# [GIVEN REQUEST]
Return every record exactly as written.

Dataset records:
-- START --
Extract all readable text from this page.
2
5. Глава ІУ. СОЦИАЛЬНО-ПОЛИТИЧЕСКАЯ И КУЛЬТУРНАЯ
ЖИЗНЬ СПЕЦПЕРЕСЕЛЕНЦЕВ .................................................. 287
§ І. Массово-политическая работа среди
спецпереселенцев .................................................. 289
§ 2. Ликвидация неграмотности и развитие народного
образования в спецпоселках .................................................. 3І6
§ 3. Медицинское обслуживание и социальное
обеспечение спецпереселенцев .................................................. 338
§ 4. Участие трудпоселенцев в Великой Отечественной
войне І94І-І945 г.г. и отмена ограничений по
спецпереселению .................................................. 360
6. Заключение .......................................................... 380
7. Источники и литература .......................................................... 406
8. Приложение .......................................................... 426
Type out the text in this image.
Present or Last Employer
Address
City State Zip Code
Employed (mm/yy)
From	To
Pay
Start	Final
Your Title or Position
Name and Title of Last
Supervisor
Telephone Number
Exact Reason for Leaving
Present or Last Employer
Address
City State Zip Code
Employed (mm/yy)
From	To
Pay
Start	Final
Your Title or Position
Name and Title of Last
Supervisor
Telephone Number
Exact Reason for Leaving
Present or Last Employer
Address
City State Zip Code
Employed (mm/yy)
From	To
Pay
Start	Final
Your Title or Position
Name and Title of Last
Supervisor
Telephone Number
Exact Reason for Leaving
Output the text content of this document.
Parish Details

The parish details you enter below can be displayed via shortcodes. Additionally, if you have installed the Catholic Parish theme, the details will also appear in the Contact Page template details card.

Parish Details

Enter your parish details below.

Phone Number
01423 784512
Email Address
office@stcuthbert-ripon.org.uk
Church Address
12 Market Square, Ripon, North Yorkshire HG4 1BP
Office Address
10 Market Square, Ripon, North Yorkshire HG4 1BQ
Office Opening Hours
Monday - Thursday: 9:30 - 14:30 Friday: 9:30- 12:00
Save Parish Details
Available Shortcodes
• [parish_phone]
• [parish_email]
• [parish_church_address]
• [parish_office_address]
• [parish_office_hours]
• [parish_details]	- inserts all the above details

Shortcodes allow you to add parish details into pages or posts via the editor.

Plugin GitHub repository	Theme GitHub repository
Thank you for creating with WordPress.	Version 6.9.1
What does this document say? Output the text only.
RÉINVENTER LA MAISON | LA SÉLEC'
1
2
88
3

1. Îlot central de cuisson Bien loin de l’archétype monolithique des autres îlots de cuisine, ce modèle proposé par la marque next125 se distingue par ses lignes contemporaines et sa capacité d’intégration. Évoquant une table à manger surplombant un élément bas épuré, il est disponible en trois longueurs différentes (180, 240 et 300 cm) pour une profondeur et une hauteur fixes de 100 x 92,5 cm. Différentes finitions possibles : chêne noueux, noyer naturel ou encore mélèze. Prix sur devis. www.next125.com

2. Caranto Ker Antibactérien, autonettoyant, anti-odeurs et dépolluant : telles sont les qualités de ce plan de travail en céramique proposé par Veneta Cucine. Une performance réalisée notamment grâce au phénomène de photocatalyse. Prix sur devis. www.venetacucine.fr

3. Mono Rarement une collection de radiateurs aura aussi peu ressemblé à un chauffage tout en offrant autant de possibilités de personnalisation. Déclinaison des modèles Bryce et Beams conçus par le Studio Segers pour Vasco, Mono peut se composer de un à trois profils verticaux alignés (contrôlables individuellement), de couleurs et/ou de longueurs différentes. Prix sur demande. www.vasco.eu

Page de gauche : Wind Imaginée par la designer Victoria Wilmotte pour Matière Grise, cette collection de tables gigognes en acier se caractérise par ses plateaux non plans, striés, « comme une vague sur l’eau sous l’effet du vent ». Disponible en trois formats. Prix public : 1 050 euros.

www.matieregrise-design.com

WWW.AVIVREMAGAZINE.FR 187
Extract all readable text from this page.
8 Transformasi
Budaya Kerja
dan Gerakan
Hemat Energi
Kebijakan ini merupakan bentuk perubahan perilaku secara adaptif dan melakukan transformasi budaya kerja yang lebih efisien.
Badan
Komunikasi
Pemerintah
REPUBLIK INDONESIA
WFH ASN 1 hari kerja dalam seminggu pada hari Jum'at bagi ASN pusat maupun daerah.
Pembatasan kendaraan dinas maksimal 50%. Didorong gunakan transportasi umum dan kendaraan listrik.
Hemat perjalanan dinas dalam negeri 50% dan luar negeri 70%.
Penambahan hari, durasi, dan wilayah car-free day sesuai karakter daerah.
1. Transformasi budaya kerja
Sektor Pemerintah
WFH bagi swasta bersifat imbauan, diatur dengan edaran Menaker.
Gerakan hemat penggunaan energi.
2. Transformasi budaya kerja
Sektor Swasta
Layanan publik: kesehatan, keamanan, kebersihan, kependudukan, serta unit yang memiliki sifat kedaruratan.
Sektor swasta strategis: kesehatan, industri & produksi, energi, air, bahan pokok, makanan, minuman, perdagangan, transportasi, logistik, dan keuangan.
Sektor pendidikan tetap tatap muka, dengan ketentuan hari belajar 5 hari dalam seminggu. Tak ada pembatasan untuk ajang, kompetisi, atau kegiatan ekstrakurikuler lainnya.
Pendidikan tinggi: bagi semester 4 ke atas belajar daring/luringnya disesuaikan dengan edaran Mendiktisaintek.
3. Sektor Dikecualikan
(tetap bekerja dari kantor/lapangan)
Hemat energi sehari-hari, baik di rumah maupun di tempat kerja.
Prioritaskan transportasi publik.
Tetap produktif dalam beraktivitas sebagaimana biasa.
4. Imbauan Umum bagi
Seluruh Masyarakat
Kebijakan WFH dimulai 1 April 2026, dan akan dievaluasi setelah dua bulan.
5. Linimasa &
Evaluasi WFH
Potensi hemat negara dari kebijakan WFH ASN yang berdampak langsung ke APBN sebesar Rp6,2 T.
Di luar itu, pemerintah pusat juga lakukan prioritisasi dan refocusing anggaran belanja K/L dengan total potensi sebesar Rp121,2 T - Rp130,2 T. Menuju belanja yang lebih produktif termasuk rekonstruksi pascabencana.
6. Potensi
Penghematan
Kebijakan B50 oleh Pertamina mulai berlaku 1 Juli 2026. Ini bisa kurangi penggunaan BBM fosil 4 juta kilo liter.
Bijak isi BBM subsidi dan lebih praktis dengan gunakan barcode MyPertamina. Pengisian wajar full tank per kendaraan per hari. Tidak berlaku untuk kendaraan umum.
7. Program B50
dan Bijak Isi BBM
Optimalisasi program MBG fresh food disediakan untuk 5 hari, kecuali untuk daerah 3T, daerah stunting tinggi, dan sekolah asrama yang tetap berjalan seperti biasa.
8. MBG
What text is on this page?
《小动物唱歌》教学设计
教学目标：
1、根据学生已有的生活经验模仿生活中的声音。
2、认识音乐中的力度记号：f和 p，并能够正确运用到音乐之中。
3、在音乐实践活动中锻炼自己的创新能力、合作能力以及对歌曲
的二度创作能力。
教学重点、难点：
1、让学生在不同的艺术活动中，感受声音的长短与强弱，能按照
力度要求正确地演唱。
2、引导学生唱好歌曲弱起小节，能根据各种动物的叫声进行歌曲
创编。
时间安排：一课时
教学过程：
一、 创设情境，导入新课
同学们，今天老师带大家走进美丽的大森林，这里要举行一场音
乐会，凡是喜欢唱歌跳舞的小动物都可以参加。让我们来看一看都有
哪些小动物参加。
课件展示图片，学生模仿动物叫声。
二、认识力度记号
-- END --
# [REPLY]
Extract all readable text from this page.
2
5. Глава ІУ. СОЦИАЛЬНО-ПОЛИТИЧЕСКАЯ И КУЛЬТУРНАЯ
ЖИЗНЬ СПЕЦПЕРЕСЕЛЕНЦЕВ .................................................. 287
§ І. Массово-политическая работа среди
спецпереселенцев .................................................. 289
§ 2. Ликвидация неграмотности и развитие народного
образования в спецпоселках .................................................. 3І6
§ 3. Медицинское обслуживание и социальное
обеспечение спецпереселенцев .................................................. 338
§ 4. Участие трудпоселенцев в Великой Отечественной
войне І94І-І945 г.г. и отмена ограничений по
спецпереселению .................................................. 360
6. Заключение .......................................................... 380
7. Источники и литература .......................................................... 406
8. Приложение .......................................................... 426
Type out the text in this image.
Present or Last Employer
Address
City State Zip Code
Employed (mm/yy)
From	To
Pay
Start	Final
Your Title or Position
Name and Title of Last
Supervisor
Telephone Number
Exact Reason for Leaving
Present or Last Employer
Address
City State Zip Code
Employed (mm/yy)
From	To
Pay
Start	Final
Your Title or Position
Name and Title of Last
Supervisor
Telephone Number
Exact Reason for Leaving
Present or Last Employer
Address
City State Zip Code
Employed (mm/yy)
From	To
Pay
Start	Final
Your Title or Position
Name and Title of Last
Supervisor
Telephone Number
Exact Reason for Leaving
Output the text content of this document.
Parish Details

The parish details you enter below can be displayed via shortcodes. Additionally, if you have installed the Catholic Parish theme, the details will also appear in the Contact Page template details card.

Parish Details

Enter your parish details below.

Phone Number
01423 784512
Email Address
office@stcuthbert-ripon.org.uk
Church Address
12 Market Square, Ripon, North Yorkshire HG4 1BP
Office Address
10 Market Square, Ripon, North Yorkshire HG4 1BQ
Office Opening Hours
Monday - Thursday: 9:30 - 14:30 Friday: 9:30- 12:00
Save Parish Details
Available Shortcodes
• [parish_phone]
• [parish_email]
• [parish_church_address]
• [parish_office_address]
• [parish_office_hours]
• [parish_details]	- inserts all the above details

Shortcodes allow you to add parish details into pages or posts via the editor.

Plugin GitHub repository	Theme GitHub repository
Thank you for creating with WordPress.	Version 6.9.1
What does this document say? Output the text only.
RÉINVENTER LA MAISON | LA SÉLEC'
1
2
88
3

1. Îlot central de cuisson Bien loin de l’archétype monolithique des autres îlots de cuisine, ce modèle proposé par la marque next125 se distingue par ses lignes contemporaines et sa capacité d’intégration. Évoquant une table à manger surplombant un élément bas épuré, il est disponible en trois longueurs différentes (180, 240 et 300 cm) pour une profondeur et une hauteur fixes de 100 x 92,5 cm. Différentes finitions possibles : chêne noueux, noyer naturel ou encore mélèze. Prix sur devis. www.next125.com

2. Caranto Ker Antibactérien, autonettoyant, anti-odeurs et dépolluant : telles sont les qualités de ce plan de travail en céramique proposé par Veneta Cucine. Une performance réalisée notamment grâce au phénomène de photocatalyse. Prix sur devis. www.venetacucine.fr

3. Mono Rarement une collection de radiateurs aura aussi peu ressemblé à un chauffage tout en offrant autant de possibilités de personnalisation. Déclinaison des modèles Bryce et Beams conçus par le Studio Segers pour Vasco, Mono peut se composer de un à trois profils verticaux alignés (contrôlables individuellement), de couleurs et/ou de longueurs différentes. Prix sur demande. www.vasco.eu

Page de gauche : Wind Imaginée par la designer Victoria Wilmotte pour Matière Grise, cette collection de tables gigognes en acier se caractérise par ses plateaux non plans, striés, « comme une vague sur l’eau sous l’effet du vent ». Disponible en trois formats. Prix public : 1 050 euros.

www.matieregrise-design.com

WWW.AVIVREMAGAZINE.FR 187
Extract all readable text from this page.
8 Transformasi
Budaya Kerja
dan Gerakan
Hemat Energi
Kebijakan ini merupakan bentuk perubahan perilaku secara adaptif dan melakukan transformasi budaya kerja yang lebih efisien.
Badan
Komunikasi
Pemerintah
REPUBLIK INDONESIA
WFH ASN 1 hari kerja dalam seminggu pada hari Jum'at bagi ASN pusat maupun daerah.
Pembatasan kendaraan dinas maksimal 50%. Didorong gunakan transportasi umum dan kendaraan listrik.
Hemat perjalanan dinas dalam negeri 50% dan luar negeri 70%.
Penambahan hari, durasi, dan wilayah car-free day sesuai karakter daerah.
1. Transformasi budaya kerja
Sektor Pemerintah
WFH bagi swasta bersifat imbauan, diatur dengan edaran Menaker.
Gerakan hemat penggunaan energi.
2. Transformasi budaya kerja
Sektor Swasta
Layanan publik: kesehatan, keamanan, kebersihan, kependudukan, serta unit yang memiliki sifat kedaruratan.
Sektor swasta strategis: kesehatan, industri & produksi, energi, air, bahan pokok, makanan, minuman, perdagangan, transportasi, logistik, dan keuangan.
Sektor pendidikan tetap tatap muka, dengan ketentuan hari belajar 5 hari dalam seminggu. Tak ada pembatasan untuk ajang, kompetisi, atau kegiatan ekstrakurikuler lainnya.
Pendidikan tinggi: bagi semester 4 ke atas belajar daring/luringnya disesuaikan dengan edaran Mendiktisaintek.
3. Sektor Dikecualikan
(tetap bekerja dari kantor/lapangan)
Hemat energi sehari-hari, baik di rumah maupun di tempat kerja.
Prioritaskan transportasi publik.
Tetap produktif dalam beraktivitas sebagaimana biasa.
4. Imbauan Umum bagi
Seluruh Masyarakat
Kebijakan WFH dimulai 1 April 2026, dan akan dievaluasi setelah dua bulan.
5. Linimasa &
Evaluasi WFH
Potensi hemat negara dari kebijakan WFH ASN yang berdampak langsung ke APBN sebesar Rp6,2 T.
Di luar itu, pemerintah pusat juga lakukan prioritisasi dan refocusing anggaran belanja K/L dengan total potensi sebesar Rp121,2 T - Rp130,2 T. Menuju belanja yang lebih produktif termasuk rekonstruksi pascabencana.
6. Potensi
Penghematan
Kebijakan B50 oleh Pertamina mulai berlaku 1 Juli 2026. Ini bisa kurangi penggunaan BBM fosil 4 juta kilo liter.
Bijak isi BBM subsidi dan lebih praktis dengan gunakan barcode MyPertamina. Pengisian wajar full tank per kendaraan per hari. Tidak berlaku untuk kendaraan umum.
7. Program B50
dan Bijak Isi BBM
Optimalisasi program MBG fresh food disediakan untuk 5 hari, kecuali untuk daerah 3T, daerah stunting tinggi, dan sekolah asrama yang tetap berjalan seperti biasa.
8. MBG
What text is on this page?
《小动物唱歌》教学设计
教学目标：
1、根据学生已有的生活经验模仿生活中的声音。
2、认识音乐中的力度记号：f和 p，并能够正确运用到音乐之中。
3、在音乐实践活动中锻炼自己的创新能力、合作能力以及对歌曲
的二度创作能力。
教学重点、难点：
1、让学生在不同的艺术活动中，感受声音的长短与强弱，能按照
力度要求正确地演唱。
2、引导学生唱好歌曲弱起小节，能根据各种动物的叫声进行歌曲
创编。
时间安排：一课时
教学过程：
一、 创设情境，导入新课
同学们，今天老师带大家走进美丽的大森林，这里要举行一场音
乐会，凡是喜欢唱歌跳舞的小动物都可以参加。让我们来看一看都有
哪些小动物参加。
课件展示图片，学生模仿动物叫声。
二、认识力度记号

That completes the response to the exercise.